**ENUNCIADO DE LA TAREA**.
Cita literalmente el pasaje del relato que comienza en "Agité los pies" y termina en "alrededor de mi tobillo.".

**EXTRACTO DEL DOCUMENTO**.
La claridad del amanecer fue atravesando con delicadeza mis
párpados y me hizo despertar a un nuevo día. Me levanté, salí a la terraza y
contemplé la enorme bahía cuyas aguas parecían inmóviles y en su quietud me
llamaban pidiéndome que, como cada día, mis brazos, nadando, las desperezaran.
Atravesé la arena ante la impávida mirada de las tumbonas
recostadas junto a sus respectivas sombrillas, mientras los primeros rayos del
sol se clavaban de forma horizontal y les hacían proyectar largas sombras.
Me sumergí en las aguas y comencé a nadar, tonificando mis
músculos con el esfuerzo, llenado igualmente de energía mi alma. Cada nueva
brazada levantaba una pequeña ola que se extendía por la superficie del mar
hasta perderse en el horizonte y mi cuerpo era una minúscula mota que avanzaba
incansable, durante una hora, por el horizonte.
Pero aquél día, todo fue diferente. En un momento dado algo
agarró mi pie y un intenso dolor, cual dentellada, se clavó en mi tobillo.
Agité los pies y logré desembarazarme de aquello y nadé con fuerza hasta la
orilla... pero estaba lejos. Comprobé que, a pesar del dolor, aún podía mover
la pierna, así que continué nadando perpendicular hasta la orilla. Cuando por
fin hice pie, miré mi tobillo y no vi nada; me fijé un poco más y aprecié unas
marcas blanquecinas y justo ahí un intenso dolor que penetraba hasta el
interior de mi tobillo. Me lavé bien aquella zona con el agua del mar y tan
pronto llegué a la habitación del hotel me apliqué Synalar Gama. El acetónido
de fluocinolona mitigó el dolor aun cuando este persistió durante todo el día
al tiempo que unas ronchas rojizas se alzaban alrededor de mi tobillo.
Al amanecer del día siguiente me sumergí de nuevo en el mar,
pero esta vez alertado ante cualquier posible ataque. Y de repente, a tan solo
un metro de distancia de mí, la vi venir sigilosa hacia mi encuentro: era una
Cnidaria o medusa, de cabeza compacta y marrón de unos 30 centímetros de
diámetro y gruesos tentáculos transparentes. Al parecer no había tenido
suficiente con el mordisco del día anterior y quería completar su almuerzo.

(Datos de análisis del diseño de página)
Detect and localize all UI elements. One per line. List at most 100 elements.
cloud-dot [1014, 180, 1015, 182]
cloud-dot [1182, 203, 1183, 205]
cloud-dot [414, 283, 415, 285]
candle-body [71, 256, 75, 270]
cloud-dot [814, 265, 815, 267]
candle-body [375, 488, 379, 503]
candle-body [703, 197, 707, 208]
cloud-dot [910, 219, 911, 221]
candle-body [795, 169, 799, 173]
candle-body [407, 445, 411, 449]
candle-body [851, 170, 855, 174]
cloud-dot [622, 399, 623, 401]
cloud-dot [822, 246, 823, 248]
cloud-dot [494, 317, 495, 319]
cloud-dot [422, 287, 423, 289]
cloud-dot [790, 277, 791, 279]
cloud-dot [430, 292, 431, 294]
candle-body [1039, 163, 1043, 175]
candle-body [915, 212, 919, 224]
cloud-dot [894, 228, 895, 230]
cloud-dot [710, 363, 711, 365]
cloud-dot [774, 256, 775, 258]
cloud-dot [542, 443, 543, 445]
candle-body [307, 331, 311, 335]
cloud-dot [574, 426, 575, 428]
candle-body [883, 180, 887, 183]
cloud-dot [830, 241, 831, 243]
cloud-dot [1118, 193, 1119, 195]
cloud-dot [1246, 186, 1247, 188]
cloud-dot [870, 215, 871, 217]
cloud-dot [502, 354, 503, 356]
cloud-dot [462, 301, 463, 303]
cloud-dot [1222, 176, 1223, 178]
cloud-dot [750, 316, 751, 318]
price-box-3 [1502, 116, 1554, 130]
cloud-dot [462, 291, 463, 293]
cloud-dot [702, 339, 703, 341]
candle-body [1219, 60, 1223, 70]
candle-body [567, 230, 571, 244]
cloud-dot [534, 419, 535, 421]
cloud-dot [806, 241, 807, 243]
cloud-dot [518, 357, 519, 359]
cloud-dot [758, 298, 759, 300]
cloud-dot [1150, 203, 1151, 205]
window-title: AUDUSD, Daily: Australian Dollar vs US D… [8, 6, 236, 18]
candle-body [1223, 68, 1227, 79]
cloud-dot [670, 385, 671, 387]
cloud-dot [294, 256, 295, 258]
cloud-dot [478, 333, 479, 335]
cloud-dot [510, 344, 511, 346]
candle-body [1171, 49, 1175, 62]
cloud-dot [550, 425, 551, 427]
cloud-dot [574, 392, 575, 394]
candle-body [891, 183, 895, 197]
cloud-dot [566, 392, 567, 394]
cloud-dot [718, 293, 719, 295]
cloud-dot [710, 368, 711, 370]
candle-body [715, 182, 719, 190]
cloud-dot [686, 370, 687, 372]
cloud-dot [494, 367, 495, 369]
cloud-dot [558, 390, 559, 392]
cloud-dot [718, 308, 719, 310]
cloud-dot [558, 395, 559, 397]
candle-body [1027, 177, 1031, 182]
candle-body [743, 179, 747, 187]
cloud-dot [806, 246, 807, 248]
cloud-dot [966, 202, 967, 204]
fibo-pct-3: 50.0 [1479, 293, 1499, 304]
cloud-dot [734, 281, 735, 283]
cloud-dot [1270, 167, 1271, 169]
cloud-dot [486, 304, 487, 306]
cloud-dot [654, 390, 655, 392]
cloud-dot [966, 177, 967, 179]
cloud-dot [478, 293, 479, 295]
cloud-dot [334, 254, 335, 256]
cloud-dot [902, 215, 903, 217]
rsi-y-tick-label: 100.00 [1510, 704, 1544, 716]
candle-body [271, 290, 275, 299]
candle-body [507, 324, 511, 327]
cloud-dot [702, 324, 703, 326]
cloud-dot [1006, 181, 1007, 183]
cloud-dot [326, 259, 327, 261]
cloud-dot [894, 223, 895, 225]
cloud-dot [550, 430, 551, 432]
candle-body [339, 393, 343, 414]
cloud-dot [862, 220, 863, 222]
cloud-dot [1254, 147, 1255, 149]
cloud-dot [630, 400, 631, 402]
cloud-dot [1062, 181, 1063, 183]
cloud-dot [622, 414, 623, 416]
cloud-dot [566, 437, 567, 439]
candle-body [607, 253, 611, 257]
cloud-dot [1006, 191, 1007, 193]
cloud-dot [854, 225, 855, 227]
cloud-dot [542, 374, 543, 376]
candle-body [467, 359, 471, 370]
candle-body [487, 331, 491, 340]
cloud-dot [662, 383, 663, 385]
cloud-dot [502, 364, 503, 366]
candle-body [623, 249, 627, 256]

**TAREA RESUELTA**.
Agité los pies y logré desembarazarme de aquello y nadé con fuerza hasta la
orilla... pero estaba lejos. Comprobé que, a pesar del dolor, aún podía mover
la pierna, así que continué nadando perpendicular hasta la orilla. Cuando por
fin hice pie, miré mi tobillo y no vi nada; me fijé un poco más y aprecié unas
marcas blanquecinas y justo ahí un intenso dolor que penetraba hasta el
interior de mi tobillo. Me lavé bien aquella zona con el agua del mar y tan
pronto llegué a la habitación del hotel me apliqué Synalar Gama. El acetónido
de fluocinolona mitigó el dolor aun cuando este persistió durante todo el día
al tiempo que unas ronchas rojizas se alzaban alrededor de mi tobillo.